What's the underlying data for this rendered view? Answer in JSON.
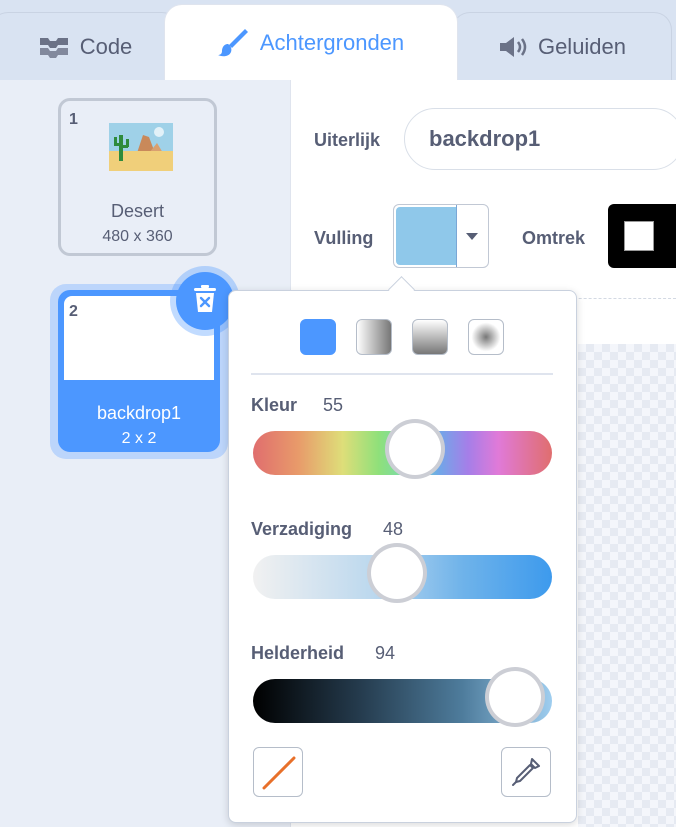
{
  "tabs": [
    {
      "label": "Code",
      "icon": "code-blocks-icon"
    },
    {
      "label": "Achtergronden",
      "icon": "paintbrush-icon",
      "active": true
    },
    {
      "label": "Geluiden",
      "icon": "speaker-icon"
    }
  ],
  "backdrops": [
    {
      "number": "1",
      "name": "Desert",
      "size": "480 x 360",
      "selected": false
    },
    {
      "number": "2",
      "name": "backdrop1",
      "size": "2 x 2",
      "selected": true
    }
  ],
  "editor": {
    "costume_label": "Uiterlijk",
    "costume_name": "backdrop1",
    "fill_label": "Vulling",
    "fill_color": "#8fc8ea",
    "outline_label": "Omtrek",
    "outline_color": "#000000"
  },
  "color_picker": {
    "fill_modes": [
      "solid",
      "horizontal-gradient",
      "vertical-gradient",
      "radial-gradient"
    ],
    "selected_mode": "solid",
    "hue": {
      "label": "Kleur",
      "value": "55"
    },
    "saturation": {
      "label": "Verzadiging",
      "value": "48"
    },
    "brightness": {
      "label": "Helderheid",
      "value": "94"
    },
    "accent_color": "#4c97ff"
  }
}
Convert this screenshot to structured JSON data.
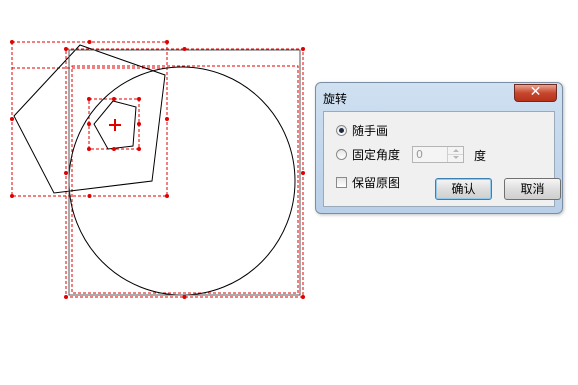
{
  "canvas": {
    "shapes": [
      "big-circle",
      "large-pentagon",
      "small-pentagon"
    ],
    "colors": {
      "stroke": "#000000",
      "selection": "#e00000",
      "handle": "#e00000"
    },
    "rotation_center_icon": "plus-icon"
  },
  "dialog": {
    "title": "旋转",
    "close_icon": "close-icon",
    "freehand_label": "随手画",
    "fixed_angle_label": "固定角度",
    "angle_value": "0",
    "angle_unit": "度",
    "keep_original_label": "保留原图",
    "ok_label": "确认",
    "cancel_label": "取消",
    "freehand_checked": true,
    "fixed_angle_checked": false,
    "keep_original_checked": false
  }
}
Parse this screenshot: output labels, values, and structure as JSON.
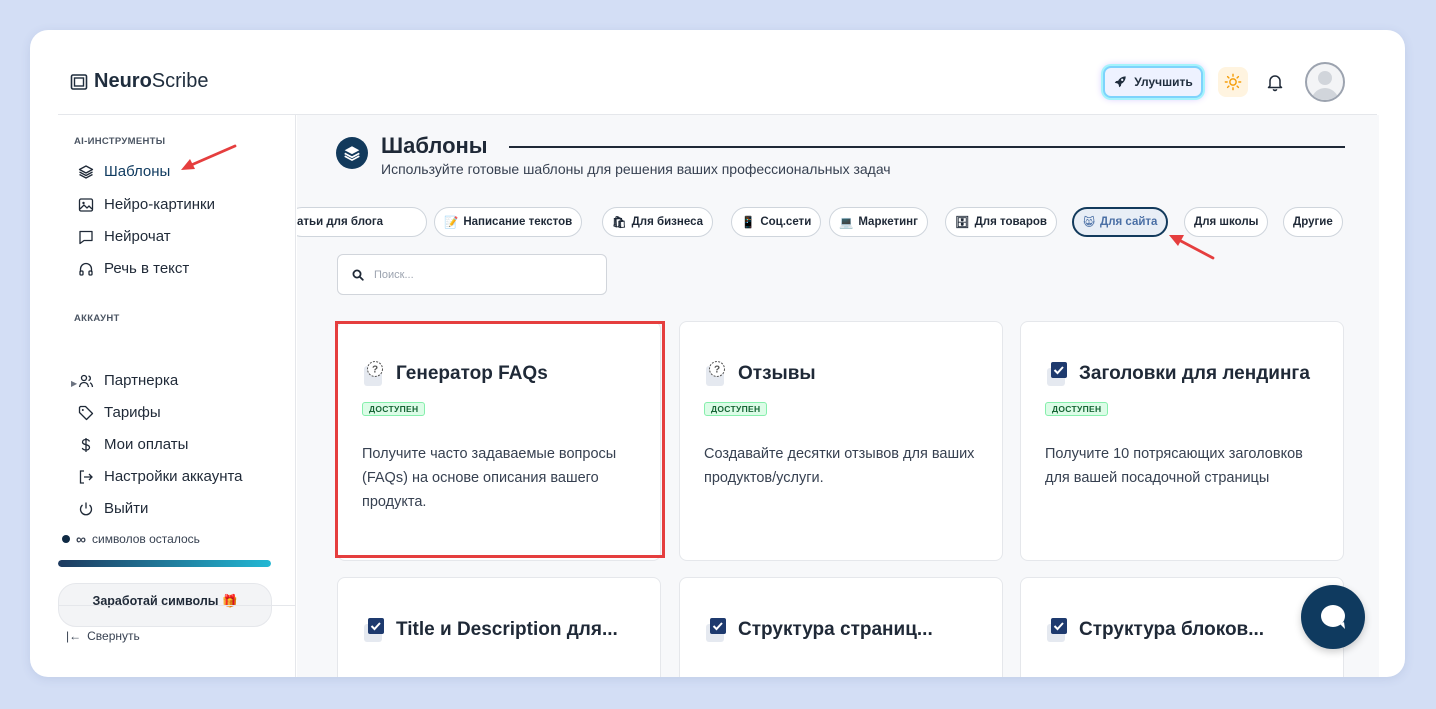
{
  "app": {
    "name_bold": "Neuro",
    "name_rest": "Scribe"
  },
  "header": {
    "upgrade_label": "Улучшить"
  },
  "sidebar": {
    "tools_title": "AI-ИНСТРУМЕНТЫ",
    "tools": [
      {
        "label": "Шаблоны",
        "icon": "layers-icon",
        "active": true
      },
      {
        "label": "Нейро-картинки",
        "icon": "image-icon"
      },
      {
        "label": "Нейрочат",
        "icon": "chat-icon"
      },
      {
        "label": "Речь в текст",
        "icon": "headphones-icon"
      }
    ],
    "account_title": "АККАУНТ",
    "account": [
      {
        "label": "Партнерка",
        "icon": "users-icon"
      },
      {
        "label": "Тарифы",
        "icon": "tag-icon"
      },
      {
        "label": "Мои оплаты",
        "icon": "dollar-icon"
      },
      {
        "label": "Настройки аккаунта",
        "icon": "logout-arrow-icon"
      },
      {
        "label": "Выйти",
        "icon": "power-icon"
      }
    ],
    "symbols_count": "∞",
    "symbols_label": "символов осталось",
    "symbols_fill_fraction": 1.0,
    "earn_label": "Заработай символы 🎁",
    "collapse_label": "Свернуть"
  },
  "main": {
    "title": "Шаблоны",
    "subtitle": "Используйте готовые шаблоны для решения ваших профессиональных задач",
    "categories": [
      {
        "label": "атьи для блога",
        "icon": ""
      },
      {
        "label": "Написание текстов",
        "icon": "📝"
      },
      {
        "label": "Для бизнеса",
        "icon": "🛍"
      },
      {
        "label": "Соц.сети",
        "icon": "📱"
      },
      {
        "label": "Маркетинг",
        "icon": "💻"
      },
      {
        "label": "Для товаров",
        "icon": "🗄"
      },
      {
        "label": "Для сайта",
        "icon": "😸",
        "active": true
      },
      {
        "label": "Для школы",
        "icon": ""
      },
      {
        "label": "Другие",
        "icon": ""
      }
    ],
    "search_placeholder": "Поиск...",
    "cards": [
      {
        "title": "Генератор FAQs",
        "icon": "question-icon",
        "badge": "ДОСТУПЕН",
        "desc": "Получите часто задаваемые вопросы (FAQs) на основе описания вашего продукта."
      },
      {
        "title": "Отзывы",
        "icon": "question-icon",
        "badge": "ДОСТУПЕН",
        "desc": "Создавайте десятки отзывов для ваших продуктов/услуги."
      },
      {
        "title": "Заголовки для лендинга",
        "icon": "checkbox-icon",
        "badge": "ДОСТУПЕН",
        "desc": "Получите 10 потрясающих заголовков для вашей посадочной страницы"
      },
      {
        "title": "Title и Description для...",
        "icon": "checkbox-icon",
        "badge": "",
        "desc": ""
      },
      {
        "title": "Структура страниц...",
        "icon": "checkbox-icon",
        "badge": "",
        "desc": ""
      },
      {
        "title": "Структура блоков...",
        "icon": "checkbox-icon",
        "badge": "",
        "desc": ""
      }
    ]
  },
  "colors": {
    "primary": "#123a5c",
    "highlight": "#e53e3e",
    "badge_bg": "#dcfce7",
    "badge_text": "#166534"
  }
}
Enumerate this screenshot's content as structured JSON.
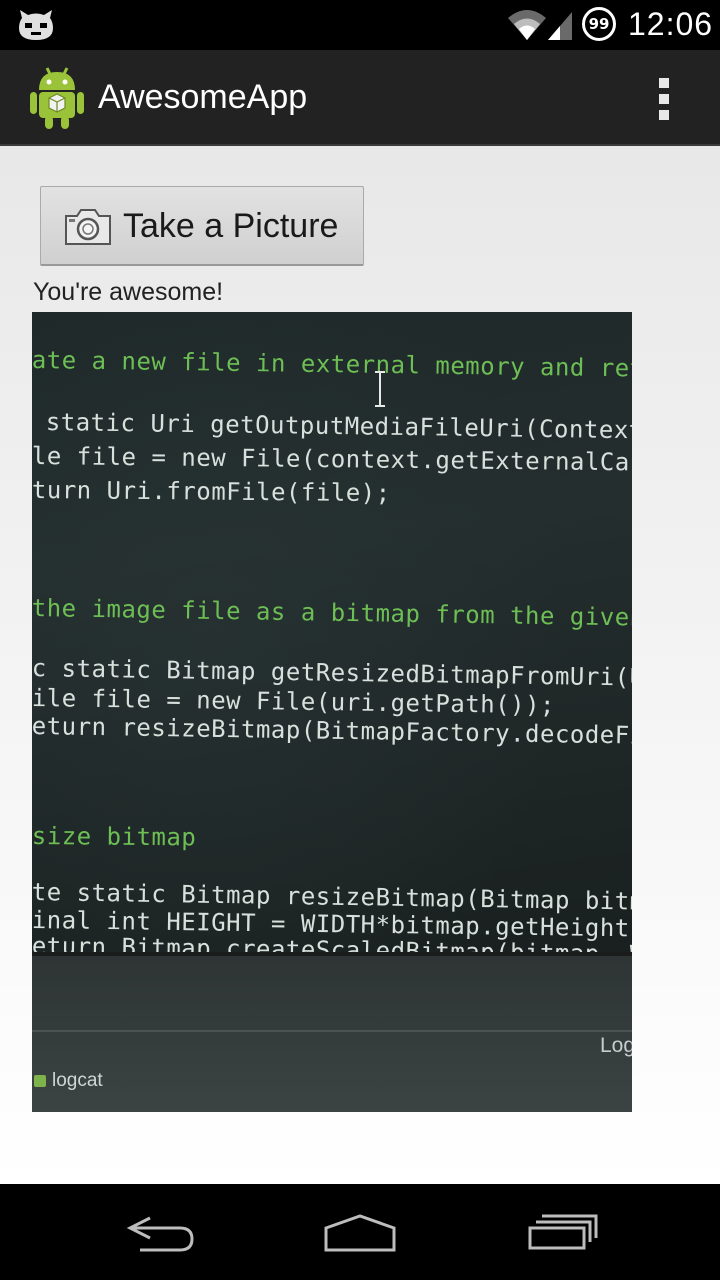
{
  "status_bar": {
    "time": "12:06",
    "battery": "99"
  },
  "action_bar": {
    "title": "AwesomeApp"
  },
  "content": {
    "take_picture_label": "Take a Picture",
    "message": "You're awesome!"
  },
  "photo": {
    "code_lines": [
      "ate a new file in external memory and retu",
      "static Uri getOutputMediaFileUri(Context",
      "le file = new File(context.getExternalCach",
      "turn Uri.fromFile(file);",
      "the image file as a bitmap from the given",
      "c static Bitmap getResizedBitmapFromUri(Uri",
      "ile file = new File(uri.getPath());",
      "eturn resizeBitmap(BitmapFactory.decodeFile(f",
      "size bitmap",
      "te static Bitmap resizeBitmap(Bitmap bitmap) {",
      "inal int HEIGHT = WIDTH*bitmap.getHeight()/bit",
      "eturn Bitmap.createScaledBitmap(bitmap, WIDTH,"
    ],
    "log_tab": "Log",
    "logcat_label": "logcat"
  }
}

GOAL OF THE EXERCISE
In the records shown above, how many lines include the word "data"? Answer with the number only.

ANSWER TO THIS TASK
2